__WHAT NEEDS TO BE DONE__
From the entries below, please gather each line containing the string "http".

__Collected data entries__
* START *
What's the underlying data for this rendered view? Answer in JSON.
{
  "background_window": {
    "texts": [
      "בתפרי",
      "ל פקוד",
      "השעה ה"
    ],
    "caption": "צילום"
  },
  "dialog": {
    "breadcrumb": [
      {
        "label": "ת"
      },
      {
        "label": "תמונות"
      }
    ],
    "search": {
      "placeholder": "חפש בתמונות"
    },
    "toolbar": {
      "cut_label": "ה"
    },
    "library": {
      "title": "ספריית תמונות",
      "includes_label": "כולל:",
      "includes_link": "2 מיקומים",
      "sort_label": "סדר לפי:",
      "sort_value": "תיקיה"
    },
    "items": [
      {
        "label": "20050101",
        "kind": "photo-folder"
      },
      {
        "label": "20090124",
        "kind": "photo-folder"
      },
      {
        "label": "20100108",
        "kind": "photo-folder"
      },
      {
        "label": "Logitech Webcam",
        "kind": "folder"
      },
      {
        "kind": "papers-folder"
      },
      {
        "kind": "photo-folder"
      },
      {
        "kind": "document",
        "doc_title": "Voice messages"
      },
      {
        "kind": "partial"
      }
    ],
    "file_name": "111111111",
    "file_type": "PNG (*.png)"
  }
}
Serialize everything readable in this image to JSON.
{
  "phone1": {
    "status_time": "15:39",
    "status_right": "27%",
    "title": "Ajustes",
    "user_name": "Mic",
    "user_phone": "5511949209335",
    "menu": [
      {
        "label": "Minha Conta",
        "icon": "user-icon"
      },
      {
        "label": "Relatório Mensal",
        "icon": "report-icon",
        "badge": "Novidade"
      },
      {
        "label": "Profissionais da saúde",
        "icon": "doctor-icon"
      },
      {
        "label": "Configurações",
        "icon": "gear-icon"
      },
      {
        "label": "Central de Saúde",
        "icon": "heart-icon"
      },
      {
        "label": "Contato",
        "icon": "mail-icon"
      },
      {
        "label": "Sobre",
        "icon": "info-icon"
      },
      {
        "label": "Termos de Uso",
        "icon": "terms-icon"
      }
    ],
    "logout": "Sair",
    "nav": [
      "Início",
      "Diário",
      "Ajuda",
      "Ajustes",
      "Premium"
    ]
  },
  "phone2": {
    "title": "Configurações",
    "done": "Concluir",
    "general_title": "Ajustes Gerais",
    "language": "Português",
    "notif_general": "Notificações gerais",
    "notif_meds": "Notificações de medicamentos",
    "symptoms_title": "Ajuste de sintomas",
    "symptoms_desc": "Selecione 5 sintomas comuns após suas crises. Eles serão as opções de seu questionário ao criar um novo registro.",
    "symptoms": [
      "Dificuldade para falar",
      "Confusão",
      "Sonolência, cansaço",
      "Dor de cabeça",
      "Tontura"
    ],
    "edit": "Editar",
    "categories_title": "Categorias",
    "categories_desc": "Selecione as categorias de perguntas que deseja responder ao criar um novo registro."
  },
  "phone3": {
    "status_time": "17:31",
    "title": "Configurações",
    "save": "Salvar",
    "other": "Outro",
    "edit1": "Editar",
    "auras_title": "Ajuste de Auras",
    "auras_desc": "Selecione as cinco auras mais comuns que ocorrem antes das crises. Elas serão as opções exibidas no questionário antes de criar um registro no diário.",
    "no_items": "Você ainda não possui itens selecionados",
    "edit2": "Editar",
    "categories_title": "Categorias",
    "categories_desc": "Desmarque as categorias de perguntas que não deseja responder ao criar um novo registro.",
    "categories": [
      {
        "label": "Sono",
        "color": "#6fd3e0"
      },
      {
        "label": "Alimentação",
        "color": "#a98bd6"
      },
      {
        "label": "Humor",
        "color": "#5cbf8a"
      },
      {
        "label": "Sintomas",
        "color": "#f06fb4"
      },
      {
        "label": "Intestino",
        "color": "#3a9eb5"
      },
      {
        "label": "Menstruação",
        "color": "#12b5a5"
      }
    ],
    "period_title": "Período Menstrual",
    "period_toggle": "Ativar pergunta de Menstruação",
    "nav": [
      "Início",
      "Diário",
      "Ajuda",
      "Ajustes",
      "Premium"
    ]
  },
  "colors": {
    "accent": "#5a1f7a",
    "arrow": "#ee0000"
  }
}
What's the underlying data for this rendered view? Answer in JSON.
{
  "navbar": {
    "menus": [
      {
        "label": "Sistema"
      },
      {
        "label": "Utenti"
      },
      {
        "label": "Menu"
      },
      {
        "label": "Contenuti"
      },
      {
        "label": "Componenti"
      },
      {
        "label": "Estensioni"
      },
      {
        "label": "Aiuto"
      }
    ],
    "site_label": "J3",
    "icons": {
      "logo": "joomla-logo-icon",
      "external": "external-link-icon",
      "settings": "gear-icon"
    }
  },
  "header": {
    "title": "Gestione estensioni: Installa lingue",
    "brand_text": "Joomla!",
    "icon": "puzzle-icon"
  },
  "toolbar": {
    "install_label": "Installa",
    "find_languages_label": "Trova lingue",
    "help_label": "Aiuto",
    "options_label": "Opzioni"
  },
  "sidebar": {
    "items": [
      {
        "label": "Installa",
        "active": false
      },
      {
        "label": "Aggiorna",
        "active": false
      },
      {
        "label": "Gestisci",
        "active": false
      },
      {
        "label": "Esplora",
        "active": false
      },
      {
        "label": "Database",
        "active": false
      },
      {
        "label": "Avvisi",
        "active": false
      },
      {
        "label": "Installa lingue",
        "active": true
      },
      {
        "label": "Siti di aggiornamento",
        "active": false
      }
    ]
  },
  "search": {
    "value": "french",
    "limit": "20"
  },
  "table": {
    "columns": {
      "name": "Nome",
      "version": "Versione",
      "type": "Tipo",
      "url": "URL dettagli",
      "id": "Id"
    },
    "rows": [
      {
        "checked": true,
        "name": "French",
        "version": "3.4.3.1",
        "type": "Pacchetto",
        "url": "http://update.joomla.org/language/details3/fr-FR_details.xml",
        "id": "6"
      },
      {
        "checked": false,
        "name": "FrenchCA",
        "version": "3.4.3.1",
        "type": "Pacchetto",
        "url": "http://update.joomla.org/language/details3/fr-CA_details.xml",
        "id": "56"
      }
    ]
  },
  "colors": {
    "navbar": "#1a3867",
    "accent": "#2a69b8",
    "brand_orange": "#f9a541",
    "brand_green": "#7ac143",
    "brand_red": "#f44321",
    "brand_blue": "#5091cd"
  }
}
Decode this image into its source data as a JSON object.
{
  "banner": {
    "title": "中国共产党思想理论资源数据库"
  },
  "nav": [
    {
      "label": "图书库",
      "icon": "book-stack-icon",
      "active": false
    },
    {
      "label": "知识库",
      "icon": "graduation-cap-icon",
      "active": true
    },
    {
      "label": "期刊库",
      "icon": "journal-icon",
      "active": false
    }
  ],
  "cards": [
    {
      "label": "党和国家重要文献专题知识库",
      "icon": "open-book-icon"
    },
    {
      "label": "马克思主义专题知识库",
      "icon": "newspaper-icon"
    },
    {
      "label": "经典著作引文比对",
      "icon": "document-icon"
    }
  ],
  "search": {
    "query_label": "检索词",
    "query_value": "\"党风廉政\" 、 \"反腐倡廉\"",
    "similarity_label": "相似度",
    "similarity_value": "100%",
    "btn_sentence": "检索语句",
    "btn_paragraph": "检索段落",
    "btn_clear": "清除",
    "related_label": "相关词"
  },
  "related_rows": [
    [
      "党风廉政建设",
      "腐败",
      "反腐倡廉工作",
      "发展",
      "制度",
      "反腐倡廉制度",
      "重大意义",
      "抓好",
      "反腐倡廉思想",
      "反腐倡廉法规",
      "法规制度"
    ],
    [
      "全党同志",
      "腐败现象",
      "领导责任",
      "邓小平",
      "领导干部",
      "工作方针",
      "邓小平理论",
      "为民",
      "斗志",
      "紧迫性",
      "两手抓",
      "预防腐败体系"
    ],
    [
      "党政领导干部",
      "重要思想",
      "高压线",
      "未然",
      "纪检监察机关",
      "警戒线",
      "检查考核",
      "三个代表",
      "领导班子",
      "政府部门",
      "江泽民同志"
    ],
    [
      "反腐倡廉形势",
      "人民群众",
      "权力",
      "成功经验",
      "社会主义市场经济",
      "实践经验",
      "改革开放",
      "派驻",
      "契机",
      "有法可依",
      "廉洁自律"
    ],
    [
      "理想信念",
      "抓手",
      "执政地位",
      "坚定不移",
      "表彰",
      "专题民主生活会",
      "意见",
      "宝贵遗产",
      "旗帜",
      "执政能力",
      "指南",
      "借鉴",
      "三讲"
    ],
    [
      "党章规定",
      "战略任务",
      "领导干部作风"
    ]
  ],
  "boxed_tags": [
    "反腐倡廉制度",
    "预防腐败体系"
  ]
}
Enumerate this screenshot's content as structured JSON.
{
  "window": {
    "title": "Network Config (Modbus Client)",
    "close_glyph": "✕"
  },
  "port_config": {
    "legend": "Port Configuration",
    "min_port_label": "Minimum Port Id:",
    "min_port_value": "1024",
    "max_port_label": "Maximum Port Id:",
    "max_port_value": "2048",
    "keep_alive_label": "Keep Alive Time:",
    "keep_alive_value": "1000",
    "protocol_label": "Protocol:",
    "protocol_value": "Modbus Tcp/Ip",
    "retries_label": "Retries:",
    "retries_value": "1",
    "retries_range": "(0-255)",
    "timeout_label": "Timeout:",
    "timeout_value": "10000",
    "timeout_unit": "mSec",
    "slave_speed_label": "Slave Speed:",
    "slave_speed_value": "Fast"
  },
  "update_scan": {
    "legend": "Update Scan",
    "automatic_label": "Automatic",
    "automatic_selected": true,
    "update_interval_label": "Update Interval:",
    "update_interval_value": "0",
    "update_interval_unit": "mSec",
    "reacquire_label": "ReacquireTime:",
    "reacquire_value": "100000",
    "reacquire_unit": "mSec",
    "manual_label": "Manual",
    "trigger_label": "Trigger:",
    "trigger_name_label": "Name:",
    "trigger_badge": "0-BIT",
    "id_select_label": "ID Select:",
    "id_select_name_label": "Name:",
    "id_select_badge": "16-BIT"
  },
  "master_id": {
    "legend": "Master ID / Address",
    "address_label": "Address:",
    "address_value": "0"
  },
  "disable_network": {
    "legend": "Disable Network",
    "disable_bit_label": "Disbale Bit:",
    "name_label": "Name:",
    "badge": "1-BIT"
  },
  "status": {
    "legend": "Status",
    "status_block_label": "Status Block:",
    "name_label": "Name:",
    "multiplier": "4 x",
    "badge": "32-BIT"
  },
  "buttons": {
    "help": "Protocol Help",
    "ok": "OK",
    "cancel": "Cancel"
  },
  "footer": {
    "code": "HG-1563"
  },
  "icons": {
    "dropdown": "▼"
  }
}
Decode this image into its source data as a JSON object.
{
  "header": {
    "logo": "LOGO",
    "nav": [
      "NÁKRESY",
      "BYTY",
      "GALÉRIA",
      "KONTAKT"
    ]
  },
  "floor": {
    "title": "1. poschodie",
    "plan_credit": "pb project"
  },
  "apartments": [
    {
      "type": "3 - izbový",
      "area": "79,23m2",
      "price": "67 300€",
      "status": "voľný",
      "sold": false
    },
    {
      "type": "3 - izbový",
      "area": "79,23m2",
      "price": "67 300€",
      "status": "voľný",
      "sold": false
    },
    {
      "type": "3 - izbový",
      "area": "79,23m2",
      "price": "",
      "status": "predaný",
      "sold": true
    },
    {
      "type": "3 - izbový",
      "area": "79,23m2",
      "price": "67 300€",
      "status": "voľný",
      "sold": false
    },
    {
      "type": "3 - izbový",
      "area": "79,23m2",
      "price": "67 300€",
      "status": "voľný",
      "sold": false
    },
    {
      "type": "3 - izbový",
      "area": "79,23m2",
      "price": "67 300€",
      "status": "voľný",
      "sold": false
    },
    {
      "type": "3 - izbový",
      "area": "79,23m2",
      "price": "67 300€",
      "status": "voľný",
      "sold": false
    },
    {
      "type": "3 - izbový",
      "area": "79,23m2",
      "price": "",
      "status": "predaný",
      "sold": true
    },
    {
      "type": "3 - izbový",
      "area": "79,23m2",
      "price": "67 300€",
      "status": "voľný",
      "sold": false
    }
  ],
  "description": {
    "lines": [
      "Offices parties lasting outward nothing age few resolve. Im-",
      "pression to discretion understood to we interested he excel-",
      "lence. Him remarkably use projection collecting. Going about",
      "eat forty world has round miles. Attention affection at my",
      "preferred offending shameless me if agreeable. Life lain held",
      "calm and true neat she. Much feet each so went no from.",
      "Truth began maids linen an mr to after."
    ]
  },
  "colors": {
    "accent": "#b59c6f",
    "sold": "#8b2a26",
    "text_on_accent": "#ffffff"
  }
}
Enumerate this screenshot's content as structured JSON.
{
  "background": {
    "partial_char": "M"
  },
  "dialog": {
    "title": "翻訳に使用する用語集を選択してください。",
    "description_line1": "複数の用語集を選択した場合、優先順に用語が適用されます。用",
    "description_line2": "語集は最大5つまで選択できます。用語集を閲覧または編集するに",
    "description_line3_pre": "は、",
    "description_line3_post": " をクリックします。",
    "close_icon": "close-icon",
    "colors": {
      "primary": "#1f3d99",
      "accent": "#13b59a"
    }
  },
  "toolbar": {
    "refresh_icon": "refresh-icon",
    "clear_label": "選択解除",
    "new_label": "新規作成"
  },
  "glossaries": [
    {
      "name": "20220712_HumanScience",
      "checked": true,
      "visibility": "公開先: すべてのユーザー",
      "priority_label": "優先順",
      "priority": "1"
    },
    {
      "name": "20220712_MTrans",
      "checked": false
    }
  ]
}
* END *
__ANSWER FOR THE TASK__
        "url": "http://update.joomla.org/language/details3/fr-FR_details.xml",
        "url": "http://update.joomla.org/language/details3/fr-CA_details.xml",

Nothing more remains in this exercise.